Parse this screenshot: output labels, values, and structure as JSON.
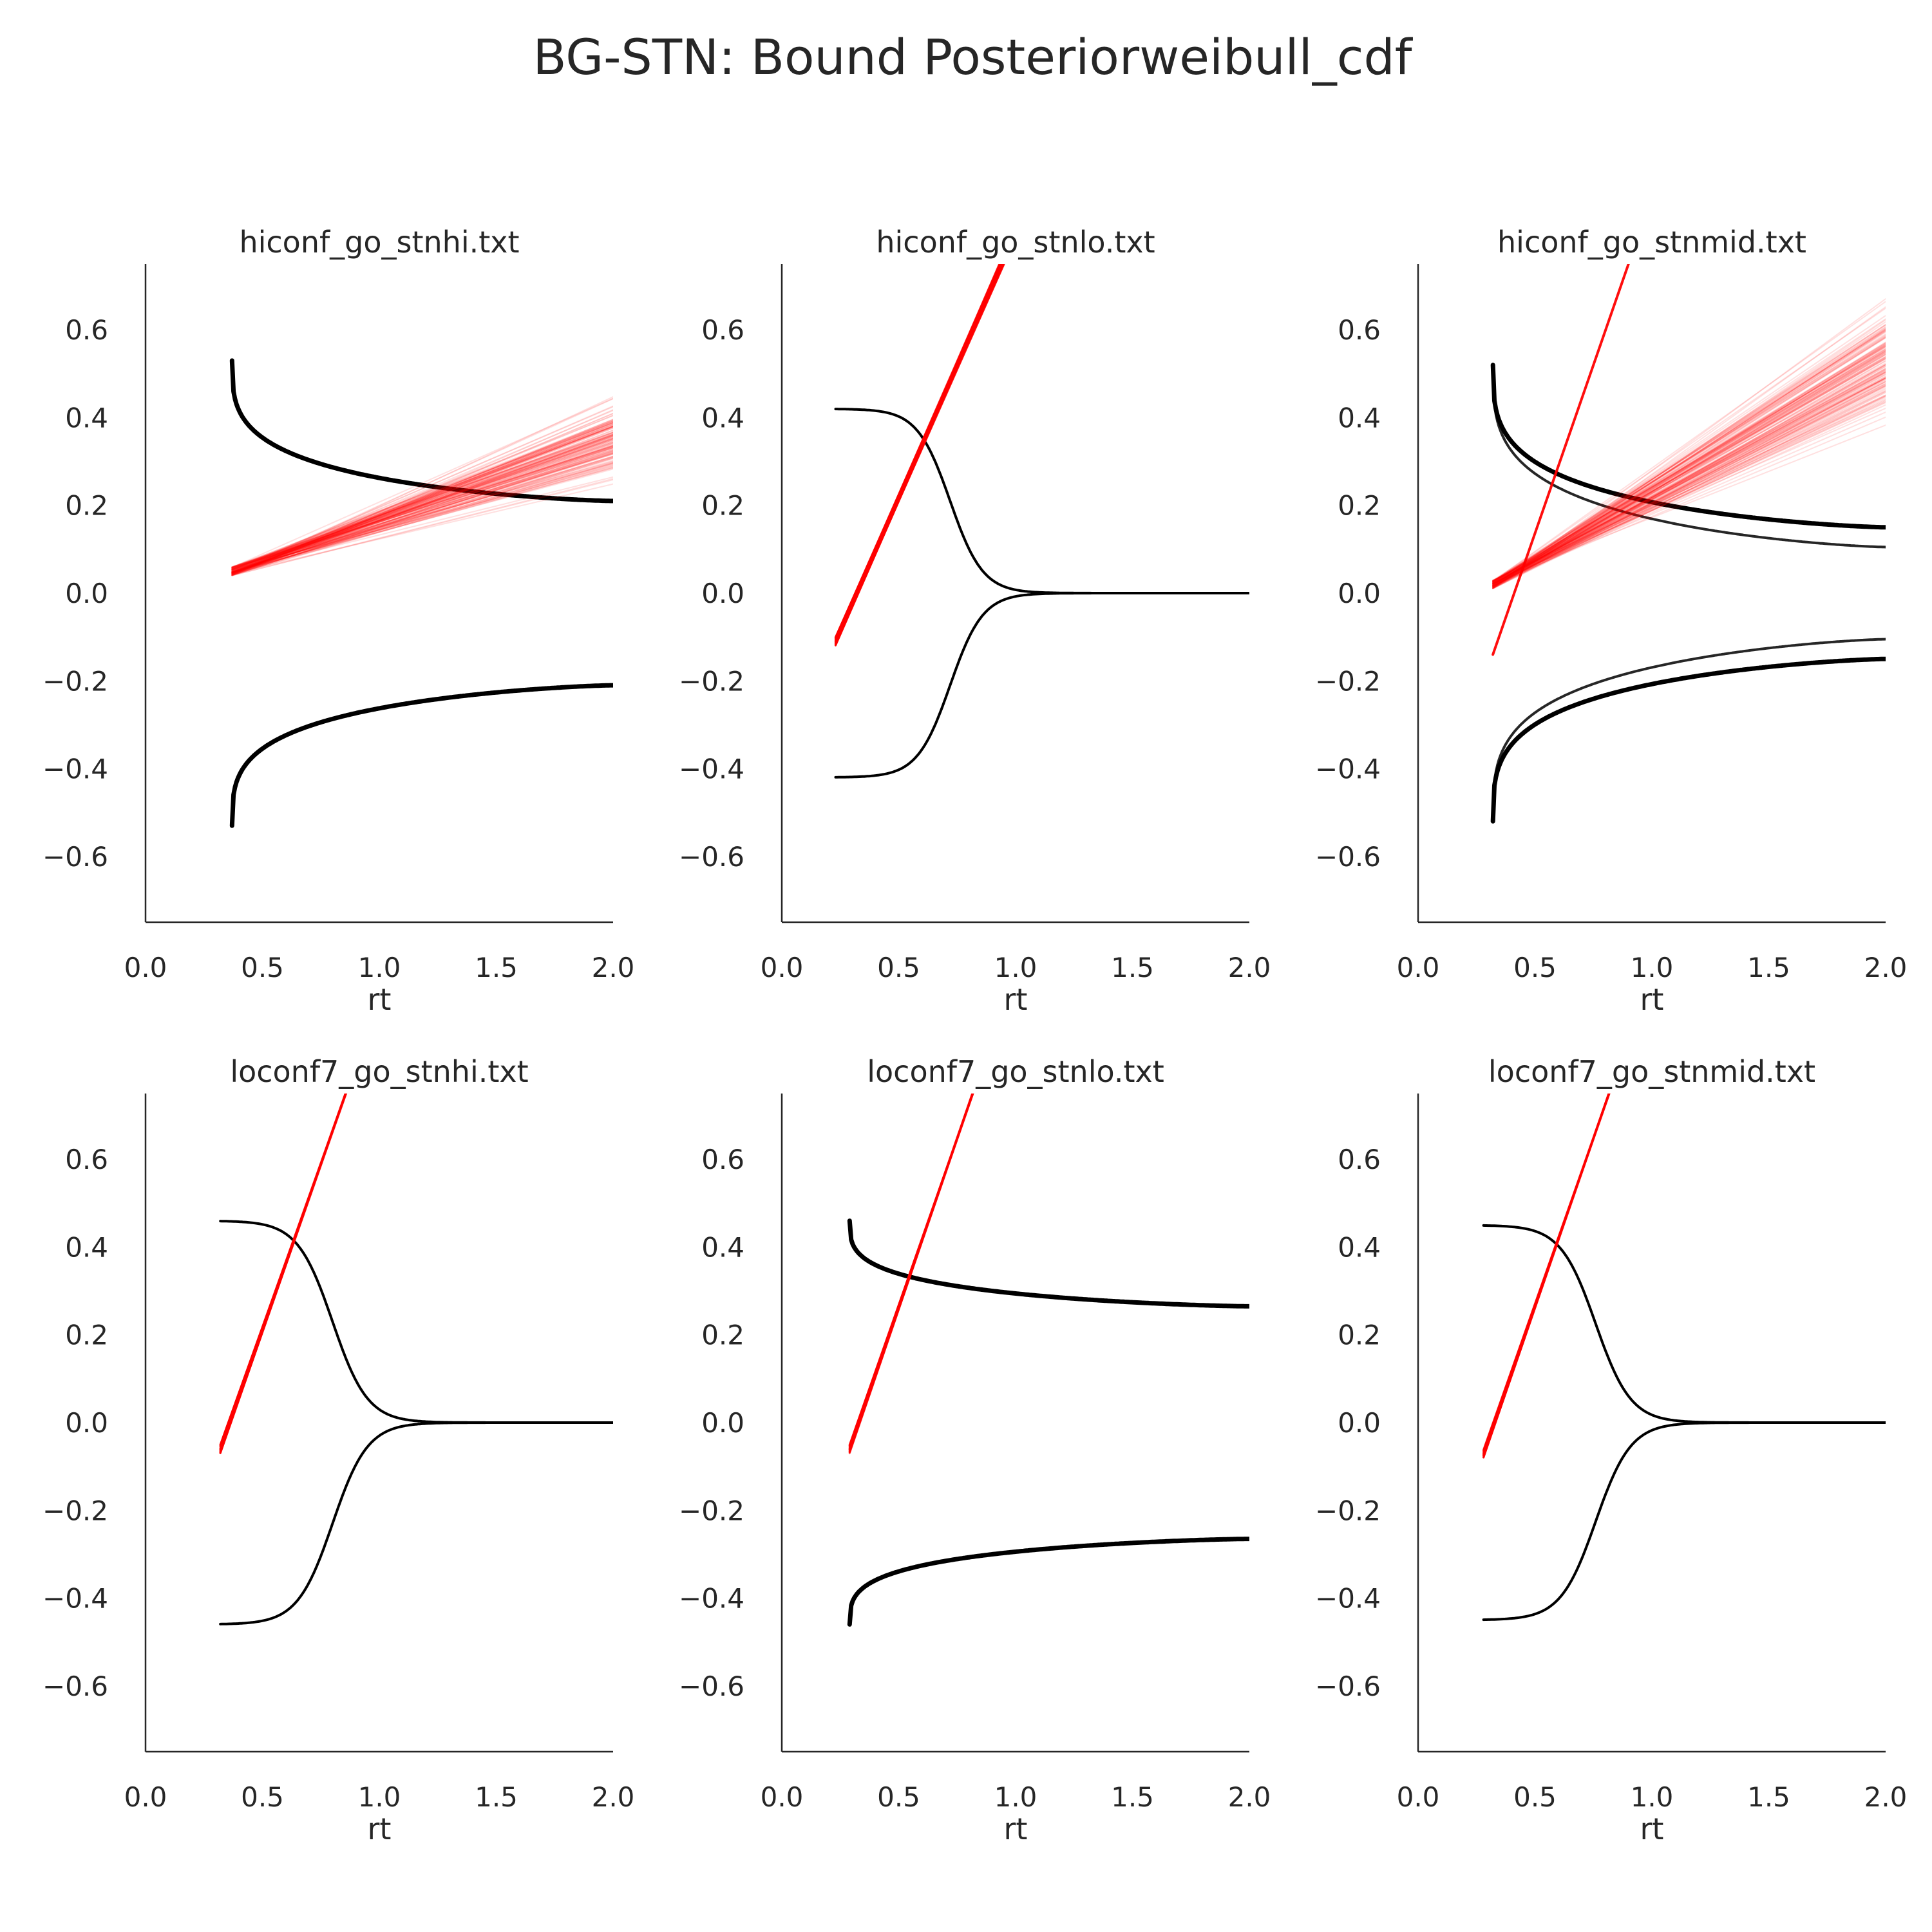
{
  "figure": {
    "suptitle": "BG-STN: Bound Posteriorweibull_cdf"
  },
  "chart_data": [
    {
      "type": "line",
      "title": "hiconf_go_stnhi.txt",
      "xlabel": "rt",
      "ylabel": "",
      "xlim": [
        0.0,
        2.0
      ],
      "ylim": [
        -0.75,
        0.75
      ],
      "xticks": [
        "0.0",
        "0.5",
        "1.0",
        "1.5",
        "2.0"
      ],
      "yticks": [
        "0.6",
        "0.4",
        "0.2",
        "0.0",
        "−0.2",
        "−0.4",
        "−0.6"
      ],
      "ytick_values": [
        0.6,
        0.4,
        0.2,
        0.0,
        -0.2,
        -0.4,
        -0.6
      ],
      "bound": {
        "shape": "power",
        "t0": 0.37,
        "a": 0.53,
        "end_value": 0.21,
        "variants": [
          0.0
        ]
      },
      "trajectories": {
        "t0": 0.37,
        "start": 0.05,
        "end_x": 2.0,
        "end_min": 0.22,
        "end_max": 0.47,
        "count": 140
      },
      "colors": {
        "bound": "#000000",
        "trajectory": "#ff0000"
      }
    },
    {
      "type": "line",
      "title": "hiconf_go_stnlo.txt",
      "xlabel": "rt",
      "ylabel": "",
      "xlim": [
        0.0,
        2.0
      ],
      "ylim": [
        -0.75,
        0.75
      ],
      "xticks": [
        "0.0",
        "0.5",
        "1.0",
        "1.5",
        "2.0"
      ],
      "yticks": [
        "0.6",
        "0.4",
        "0.2",
        "0.0",
        "−0.2",
        "−0.4",
        "−0.6"
      ],
      "ytick_values": [
        0.6,
        0.4,
        0.2,
        0.0,
        -0.2,
        -0.4,
        -0.6
      ],
      "bound": {
        "shape": "sigmoid",
        "t0": 0.23,
        "a": 0.42,
        "mid": 0.72,
        "width": 0.07
      },
      "trajectories": {
        "t0": 0.23,
        "start": -0.11,
        "end_x": 0.95,
        "end_min": 0.74,
        "end_max": 0.78,
        "count": 60
      },
      "colors": {
        "bound": "#000000",
        "trajectory": "#ff0000"
      }
    },
    {
      "type": "line",
      "title": "hiconf_go_stnmid.txt",
      "xlabel": "rt",
      "ylabel": "",
      "xlim": [
        0.0,
        2.0
      ],
      "ylim": [
        -0.75,
        0.75
      ],
      "xticks": [
        "0.0",
        "0.5",
        "1.0",
        "1.5",
        "2.0"
      ],
      "yticks": [
        "0.6",
        "0.4",
        "0.2",
        "0.0",
        "−0.2",
        "−0.4",
        "−0.6"
      ],
      "ytick_values": [
        0.6,
        0.4,
        0.2,
        0.0,
        -0.2,
        -0.4,
        -0.6
      ],
      "bound": {
        "shape": "power",
        "t0": 0.32,
        "a": 0.52,
        "end_value": 0.15,
        "variants": [
          0.0,
          -0.045
        ]
      },
      "trajectories": {
        "t0": 0.32,
        "start": 0.02,
        "end_x": 2.0,
        "end_min": 0.34,
        "end_max": 0.72,
        "count": 140
      },
      "outlier": {
        "x": [
          0.32,
          0.9
        ],
        "y": [
          -0.14,
          0.75
        ]
      },
      "colors": {
        "bound": "#000000",
        "trajectory": "#ff0000"
      }
    },
    {
      "type": "line",
      "title": "loconf7_go_stnhi.txt",
      "xlabel": "rt",
      "ylabel": "",
      "xlim": [
        0.0,
        2.0
      ],
      "ylim": [
        -0.75,
        0.75
      ],
      "xticks": [
        "0.0",
        "0.5",
        "1.0",
        "1.5",
        "2.0"
      ],
      "yticks": [
        "0.6",
        "0.4",
        "0.2",
        "0.0",
        "−0.2",
        "−0.4",
        "−0.6"
      ],
      "ytick_values": [
        0.6,
        0.4,
        0.2,
        0.0,
        -0.2,
        -0.4,
        -0.6
      ],
      "bound": {
        "shape": "sigmoid",
        "t0": 0.32,
        "a": 0.46,
        "mid": 0.8,
        "width": 0.075
      },
      "trajectories": {
        "t0": 0.32,
        "start": -0.06,
        "end_x": 0.86,
        "end_min": 0.75,
        "end_max": 0.76,
        "count": 30
      },
      "colors": {
        "bound": "#000000",
        "trajectory": "#ff0000"
      }
    },
    {
      "type": "line",
      "title": "loconf7_go_stnlo.txt",
      "xlabel": "rt",
      "ylabel": "",
      "xlim": [
        0.0,
        2.0
      ],
      "ylim": [
        -0.75,
        0.75
      ],
      "xticks": [
        "0.0",
        "0.5",
        "1.0",
        "1.5",
        "2.0"
      ],
      "yticks": [
        "0.6",
        "0.4",
        "0.2",
        "0.0",
        "−0.2",
        "−0.4",
        "−0.6"
      ],
      "ytick_values": [
        0.6,
        0.4,
        0.2,
        0.0,
        -0.2,
        -0.4,
        -0.6
      ],
      "bound": {
        "shape": "power",
        "t0": 0.29,
        "a": 0.46,
        "end_value": 0.265,
        "variants": [
          0.0
        ]
      },
      "trajectories": {
        "t0": 0.29,
        "start": -0.06,
        "end_x": 0.82,
        "end_min": 0.75,
        "end_max": 0.76,
        "count": 30
      },
      "colors": {
        "bound": "#000000",
        "trajectory": "#ff0000"
      }
    },
    {
      "type": "line",
      "title": "loconf7_go_stnmid.txt",
      "xlabel": "rt",
      "ylabel": "",
      "xlim": [
        0.0,
        2.0
      ],
      "ylim": [
        -0.75,
        0.75
      ],
      "xticks": [
        "0.0",
        "0.5",
        "1.0",
        "1.5",
        "2.0"
      ],
      "yticks": [
        "0.6",
        "0.4",
        "0.2",
        "0.0",
        "−0.2",
        "−0.4",
        "−0.6"
      ],
      "ytick_values": [
        0.6,
        0.4,
        0.2,
        0.0,
        -0.2,
        -0.4,
        -0.6
      ],
      "bound": {
        "shape": "sigmoid",
        "t0": 0.28,
        "a": 0.45,
        "mid": 0.76,
        "width": 0.075
      },
      "trajectories": {
        "t0": 0.28,
        "start": -0.07,
        "end_x": 0.82,
        "end_min": 0.75,
        "end_max": 0.76,
        "count": 30
      },
      "colors": {
        "bound": "#000000",
        "trajectory": "#ff0000"
      }
    }
  ]
}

■ YOUR TASK
Copy the data character for character, but drop all pictures from the copy.

■ RESPONSE TO THIS EXERCISE
Parse this screenshot: output labels, values, and structure as JSON.
{
  "figure": {
    "suptitle": "BG-STN: Bound Posteriorweibull_cdf"
  },
  "chart_data": [
    {
      "type": "line",
      "title": "hiconf_go_stnhi.txt",
      "xlabel": "rt",
      "ylabel": "",
      "xlim": [
        0.0,
        2.0
      ],
      "ylim": [
        -0.75,
        0.75
      ],
      "xticks": [
        "0.0",
        "0.5",
        "1.0",
        "1.5",
        "2.0"
      ],
      "yticks": [
        "0.6",
        "0.4",
        "0.2",
        "0.0",
        "−0.2",
        "−0.4",
        "−0.6"
      ],
      "ytick_values": [
        0.6,
        0.4,
        0.2,
        0.0,
        -0.2,
        -0.4,
        -0.6
      ],
      "bound": {
        "shape": "power",
        "t0": 0.37,
        "a": 0.53,
        "end_value": 0.21,
        "variants": [
          0.0
        ]
      },
      "trajectories": {
        "t0": 0.37,
        "start": 0.05,
        "end_x": 2.0,
        "end_min": 0.22,
        "end_max": 0.47,
        "count": 140
      },
      "colors": {
        "bound": "#000000",
        "trajectory": "#ff0000"
      }
    },
    {
      "type": "line",
      "title": "hiconf_go_stnlo.txt",
      "xlabel": "rt",
      "ylabel": "",
      "xlim": [
        0.0,
        2.0
      ],
      "ylim": [
        -0.75,
        0.75
      ],
      "xticks": [
        "0.0",
        "0.5",
        "1.0",
        "1.5",
        "2.0"
      ],
      "yticks": [
        "0.6",
        "0.4",
        "0.2",
        "0.0",
        "−0.2",
        "−0.4",
        "−0.6"
      ],
      "ytick_values": [
        0.6,
        0.4,
        0.2,
        0.0,
        -0.2,
        -0.4,
        -0.6
      ],
      "bound": {
        "shape": "sigmoid",
        "t0": 0.23,
        "a": 0.42,
        "mid": 0.72,
        "width": 0.07
      },
      "trajectories": {
        "t0": 0.23,
        "start": -0.11,
        "end_x": 0.95,
        "end_min": 0.74,
        "end_max": 0.78,
        "count": 60
      },
      "colors": {
        "bound": "#000000",
        "trajectory": "#ff0000"
      }
    },
    {
      "type": "line",
      "title": "hiconf_go_stnmid.txt",
      "xlabel": "rt",
      "ylabel": "",
      "xlim": [
        0.0,
        2.0
      ],
      "ylim": [
        -0.75,
        0.75
      ],
      "xticks": [
        "0.0",
        "0.5",
        "1.0",
        "1.5",
        "2.0"
      ],
      "yticks": [
        "0.6",
        "0.4",
        "0.2",
        "0.0",
        "−0.2",
        "−0.4",
        "−0.6"
      ],
      "ytick_values": [
        0.6,
        0.4,
        0.2,
        0.0,
        -0.2,
        -0.4,
        -0.6
      ],
      "bound": {
        "shape": "power",
        "t0": 0.32,
        "a": 0.52,
        "end_value": 0.15,
        "variants": [
          0.0,
          -0.045
        ]
      },
      "trajectories": {
        "t0": 0.32,
        "start": 0.02,
        "end_x": 2.0,
        "end_min": 0.34,
        "end_max": 0.72,
        "count": 140
      },
      "outlier": {
        "x": [
          0.32,
          0.9
        ],
        "y": [
          -0.14,
          0.75
        ]
      },
      "colors": {
        "bound": "#000000",
        "trajectory": "#ff0000"
      }
    },
    {
      "type": "line",
      "title": "loconf7_go_stnhi.txt",
      "xlabel": "rt",
      "ylabel": "",
      "xlim": [
        0.0,
        2.0
      ],
      "ylim": [
        -0.75,
        0.75
      ],
      "xticks": [
        "0.0",
        "0.5",
        "1.0",
        "1.5",
        "2.0"
      ],
      "yticks": [
        "0.6",
        "0.4",
        "0.2",
        "0.0",
        "−0.2",
        "−0.4",
        "−0.6"
      ],
      "ytick_values": [
        0.6,
        0.4,
        0.2,
        0.0,
        -0.2,
        -0.4,
        -0.6
      ],
      "bound": {
        "shape": "sigmoid",
        "t0": 0.32,
        "a": 0.46,
        "mid": 0.8,
        "width": 0.075
      },
      "trajectories": {
        "t0": 0.32,
        "start": -0.06,
        "end_x": 0.86,
        "end_min": 0.75,
        "end_max": 0.76,
        "count": 30
      },
      "colors": {
        "bound": "#000000",
        "trajectory": "#ff0000"
      }
    },
    {
      "type": "line",
      "title": "loconf7_go_stnlo.txt",
      "xlabel": "rt",
      "ylabel": "",
      "xlim": [
        0.0,
        2.0
      ],
      "ylim": [
        -0.75,
        0.75
      ],
      "xticks": [
        "0.0",
        "0.5",
        "1.0",
        "1.5",
        "2.0"
      ],
      "yticks": [
        "0.6",
        "0.4",
        "0.2",
        "0.0",
        "−0.2",
        "−0.4",
        "−0.6"
      ],
      "ytick_values": [
        0.6,
        0.4,
        0.2,
        0.0,
        -0.2,
        -0.4,
        -0.6
      ],
      "bound": {
        "shape": "power",
        "t0": 0.29,
        "a": 0.46,
        "end_value": 0.265,
        "variants": [
          0.0
        ]
      },
      "trajectories": {
        "t0": 0.29,
        "start": -0.06,
        "end_x": 0.82,
        "end_min": 0.75,
        "end_max": 0.76,
        "count": 30
      },
      "colors": {
        "bound": "#000000",
        "trajectory": "#ff0000"
      }
    },
    {
      "type": "line",
      "title": "loconf7_go_stnmid.txt",
      "xlabel": "rt",
      "ylabel": "",
      "xlim": [
        0.0,
        2.0
      ],
      "ylim": [
        -0.75,
        0.75
      ],
      "xticks": [
        "0.0",
        "0.5",
        "1.0",
        "1.5",
        "2.0"
      ],
      "yticks": [
        "0.6",
        "0.4",
        "0.2",
        "0.0",
        "−0.2",
        "−0.4",
        "−0.6"
      ],
      "ytick_values": [
        0.6,
        0.4,
        0.2,
        0.0,
        -0.2,
        -0.4,
        -0.6
      ],
      "bound": {
        "shape": "sigmoid",
        "t0": 0.28,
        "a": 0.45,
        "mid": 0.76,
        "width": 0.075
      },
      "trajectories": {
        "t0": 0.28,
        "start": -0.07,
        "end_x": 0.82,
        "end_min": 0.75,
        "end_max": 0.76,
        "count": 30
      },
      "colors": {
        "bound": "#000000",
        "trajectory": "#ff0000"
      }
    }
  ]
}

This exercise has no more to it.